Items listed in a dataset
#####

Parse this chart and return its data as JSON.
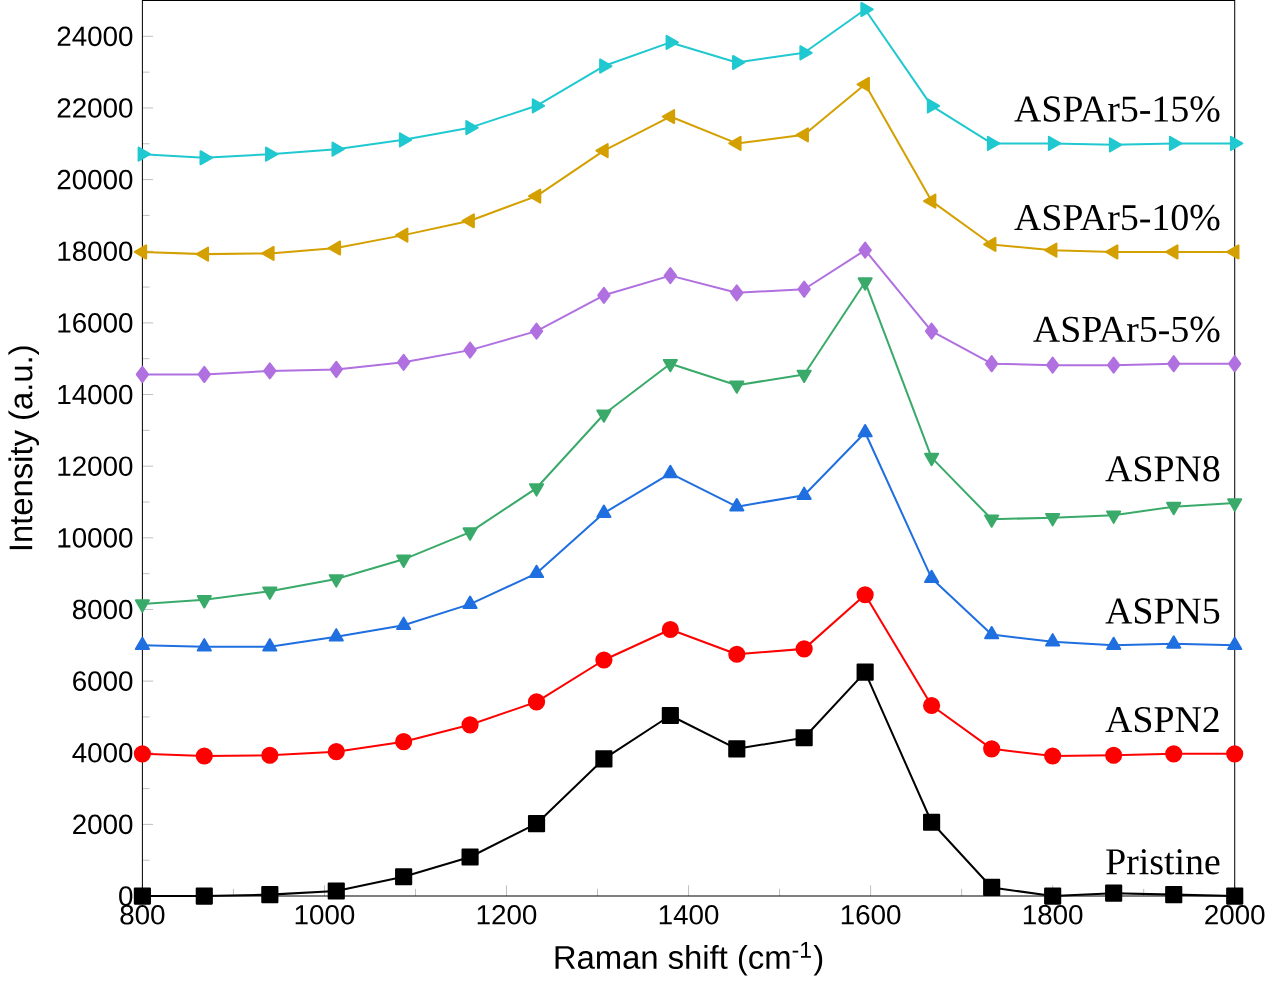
{
  "chart_data": {
    "type": "line",
    "xlabel": "Raman shift (cm$^{-1}$)",
    "ylabel": "Intensity (a.u.)",
    "x": [
      800,
      868,
      940,
      1013,
      1087,
      1160,
      1233,
      1307,
      1380,
      1453,
      1527,
      1594,
      1667,
      1733,
      1800,
      1867,
      1933,
      2000
    ],
    "xlim": [
      800,
      2000
    ],
    "xticks": [
      800,
      1000,
      1200,
      1400,
      1600,
      1800,
      2000
    ],
    "ylim": [
      0,
      25000
    ],
    "yticks": [
      0,
      2000,
      4000,
      6000,
      8000,
      10000,
      12000,
      14000,
      16000,
      18000,
      20000,
      22000,
      24000
    ],
    "grid": false,
    "series": [
      {
        "name": "Pristine",
        "color": "#000000",
        "marker": "square",
        "values": [
          0,
          0,
          40,
          140,
          540,
          1090,
          2020,
          3830,
          5040,
          4110,
          4420,
          6250,
          2060,
          240,
          0,
          80,
          40,
          0
        ]
      },
      {
        "name": "ASPN2",
        "color": "#ff0000",
        "marker": "circle",
        "values": [
          3970,
          3910,
          3930,
          4030,
          4310,
          4780,
          5420,
          6590,
          7440,
          6750,
          6900,
          8410,
          5320,
          4110,
          3910,
          3930,
          3970,
          3970
        ]
      },
      {
        "name": "ASPN5",
        "color": "#1f6fe0",
        "marker": "triangle",
        "values": [
          7000,
          6960,
          6960,
          7240,
          7560,
          8150,
          9010,
          10690,
          11800,
          10870,
          11190,
          12940,
          8870,
          7300,
          7100,
          7000,
          7040,
          7000
        ]
      },
      {
        "name": "ASPN8",
        "color": "#3aaa6a",
        "marker": "triangle-down",
        "values": [
          8150,
          8270,
          8510,
          8850,
          9400,
          10160,
          11390,
          13450,
          14860,
          14260,
          14560,
          17140,
          12240,
          10520,
          10560,
          10630,
          10870,
          10970
        ]
      },
      {
        "name": "ASPAr5-5%",
        "color": "#b070e0",
        "marker": "diamond",
        "values": [
          14560,
          14560,
          14660,
          14700,
          14900,
          15240,
          15770,
          16770,
          17320,
          16840,
          16940,
          18030,
          15770,
          14860,
          14820,
          14820,
          14860,
          14860
        ]
      },
      {
        "name": "ASPAr5-10%",
        "color": "#d4a000",
        "marker": "triangle-left",
        "values": [
          17980,
          17920,
          17940,
          18090,
          18450,
          18850,
          19540,
          20810,
          21760,
          21010,
          21250,
          22660,
          19400,
          18190,
          18030,
          17980,
          17980,
          17980
        ]
      },
      {
        "name": "ASPAr5-15%",
        "color": "#20c8d0",
        "marker": "triangle-right",
        "values": [
          20710,
          20610,
          20710,
          20850,
          21110,
          21450,
          22060,
          23170,
          23830,
          23270,
          23540,
          24750,
          22060,
          21010,
          21010,
          20970,
          21010,
          21010
        ]
      }
    ]
  }
}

#####

Which lines of the material contain the string "color"? List each of them.

■ PROBLEM SOLUTION
        "color": "#000000",
        "color": "#ff0000",
        "color": "#1f6fe0",
        "color": "#3aaa6a",
        "color": "#b070e0",
        "color": "#d4a000",
        "color": "#20c8d0",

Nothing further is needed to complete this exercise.